[Extracts from a graphics dataset]

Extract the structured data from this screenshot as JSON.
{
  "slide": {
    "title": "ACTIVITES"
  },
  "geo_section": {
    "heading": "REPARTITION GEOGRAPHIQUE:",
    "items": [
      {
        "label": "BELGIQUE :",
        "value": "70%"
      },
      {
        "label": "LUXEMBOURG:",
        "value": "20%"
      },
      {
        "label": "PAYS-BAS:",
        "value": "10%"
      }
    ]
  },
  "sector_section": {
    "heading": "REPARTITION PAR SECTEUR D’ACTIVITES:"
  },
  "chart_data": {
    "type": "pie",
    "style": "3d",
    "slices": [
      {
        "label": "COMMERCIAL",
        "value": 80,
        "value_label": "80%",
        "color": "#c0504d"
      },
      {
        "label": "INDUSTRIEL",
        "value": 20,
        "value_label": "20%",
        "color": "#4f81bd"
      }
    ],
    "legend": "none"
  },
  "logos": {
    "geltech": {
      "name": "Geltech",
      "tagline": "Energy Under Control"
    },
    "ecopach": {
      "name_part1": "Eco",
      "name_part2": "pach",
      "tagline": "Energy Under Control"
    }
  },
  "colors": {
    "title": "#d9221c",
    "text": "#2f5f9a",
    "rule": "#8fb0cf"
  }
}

◆ **What to do**:
Where a line holds the string "REPARTITION", copy that line.

◆ **Final result**:
    "heading": "REPARTITION GEOGRAPHIQUE:",
    "heading": "REPARTITION PAR SECTEUR D’ACTIVITES:"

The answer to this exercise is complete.